This year, I’m working with you to get you to the PASS Summit stage. Last week, we talked about your first homework: a list of a few pains you’ve relieved over the last year.
This week, you need to write the recap slide for each of those pains. Think about the end of the session: when the attendee walks out, what are the most crucial takeaways you want on their mind? What do you want them saying, “Thank God I went to that session, because now I know that ____. When I get back to the office, I can’t wait to ____.”
Let’s tackle my pain point topics.
How often should you take backups and run CHECKDB
The recap slide for this one should cover:
- Understand what scenarios would cause you to do what kinds of restores
- Get the RPO/RTO HA/DR worksheet
- Fill out the current state columns with sp_BlitzBackups
- Use my management tips to get real RPO/RTO goals from the stakeholders
- When the jobs are too slow, use my time-saving tricks for backups and CHECKDB
- Trend database size & backup times to understand when you need to recalculate
I think those are the most important things I can teach ’em in 75 minutes. That list of bullet points tells me a lot: the session level, what they already need to know coming in, what kinds of attendees should attend, which kind shouldn’t attend, and more.
For time budgeting, I’m guessing I wanna spend 10-20 minutes on each of those.
What to do when SQL Server is unusually slow
I’ve done this one a lot, and in the past, the recap slide has been a list of tools. For the new session, I want it to be a T-SQL file with the commands filled in – and they’re so short that it’s easy to just use a screenshot of the commands:
When your SQL Server is unusually slow, step through these in order:
- sp_WhoIsActive @get_locks = 1, @get_plans = 1
- sp_BlitzFirst @ExpertMode = 1
- sp_BlitzCache @ExpertMode = 1, @SortOrder = ‘all’
This looks like a short list, but the way I teach this is to use a series of server emergencies to troubleshoot live, so it ends up taking ~20-25 minutes per scenario.

▸ **WORK REQUEST 1**:
Answer these questions about the recap slide article:
(a) How many minutes does the author expect to have to teach the backups and CHECKDB material?
(b) How many minutes does the author plan to spend on each bullet point of that recap slide?
(c) How long does each server emergency scenario take in the session on unusually slow SQL Server?
▸ **WORK REQUEST 2**: Return the passage of the recap slide article that begins at the words "Let’s tackle my" and stops after the words "each of those.", copied word for word.

▸ **RECORDS PROVIDED**:

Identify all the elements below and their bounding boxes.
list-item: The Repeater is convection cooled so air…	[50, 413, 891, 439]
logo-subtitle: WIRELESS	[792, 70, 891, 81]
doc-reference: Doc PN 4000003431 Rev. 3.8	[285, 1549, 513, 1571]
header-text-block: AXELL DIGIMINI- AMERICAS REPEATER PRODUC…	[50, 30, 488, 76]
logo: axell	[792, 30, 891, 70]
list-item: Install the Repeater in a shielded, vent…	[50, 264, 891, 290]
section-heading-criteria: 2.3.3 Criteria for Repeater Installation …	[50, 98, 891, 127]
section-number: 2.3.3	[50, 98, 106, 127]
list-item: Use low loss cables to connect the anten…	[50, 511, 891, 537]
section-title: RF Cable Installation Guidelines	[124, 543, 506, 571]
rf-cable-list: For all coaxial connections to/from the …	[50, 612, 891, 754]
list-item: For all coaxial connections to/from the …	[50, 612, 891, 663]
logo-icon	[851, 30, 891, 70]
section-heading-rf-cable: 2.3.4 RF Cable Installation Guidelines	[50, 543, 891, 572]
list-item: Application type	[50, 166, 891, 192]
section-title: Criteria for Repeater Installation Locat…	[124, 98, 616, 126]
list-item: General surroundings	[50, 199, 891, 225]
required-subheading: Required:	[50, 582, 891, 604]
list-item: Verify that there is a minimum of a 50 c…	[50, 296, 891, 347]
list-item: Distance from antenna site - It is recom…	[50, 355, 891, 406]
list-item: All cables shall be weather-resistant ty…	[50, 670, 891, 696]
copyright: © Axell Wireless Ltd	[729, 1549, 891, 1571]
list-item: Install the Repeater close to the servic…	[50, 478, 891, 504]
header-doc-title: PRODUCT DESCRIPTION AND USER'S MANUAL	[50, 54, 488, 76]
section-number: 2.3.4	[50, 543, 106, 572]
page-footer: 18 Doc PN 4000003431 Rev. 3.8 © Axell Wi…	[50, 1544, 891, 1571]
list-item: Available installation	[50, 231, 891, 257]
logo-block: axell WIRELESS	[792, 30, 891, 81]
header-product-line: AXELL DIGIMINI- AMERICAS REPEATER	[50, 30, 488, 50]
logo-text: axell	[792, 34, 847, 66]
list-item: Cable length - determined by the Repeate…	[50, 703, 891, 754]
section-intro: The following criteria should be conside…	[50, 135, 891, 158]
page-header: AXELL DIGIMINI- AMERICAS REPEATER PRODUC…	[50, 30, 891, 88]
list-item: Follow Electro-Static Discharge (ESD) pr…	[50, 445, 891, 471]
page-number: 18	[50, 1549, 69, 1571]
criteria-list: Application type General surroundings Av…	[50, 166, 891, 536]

▸ **EXPECTED ANSWER 1**:
(a) 75 minutes
(b) 10-20 minutes
(c) About 20-25 minutes

▸ **EXPECTED ANSWER 2**:
Let’s tackle my pain point topics.
How often should you take backups and run CHECKDB
The recap slide for this one should cover:
- Understand what scenarios would cause you to do what kinds of restores
- Get the RPO/RTO HA/DR worksheet
- Fill out the current state columns with sp_BlitzBackups
- Use my management tips to get real RPO/RTO goals from the stakeholders
- When the jobs are too slow, use my time-saving tricks for backups and CHECKDB
- Trend database size & backup times to understand when you need to recalculate
I think those are the most important things I can teach ’em in 75 minutes. That list of bullet points tells me a lot: the session level, what they already need to know coming in, what kinds of attendees should attend, which kind shouldn’t attend, and more.
For time budgeting, I’m guessing I wanna spend 10-20 minutes on each of those.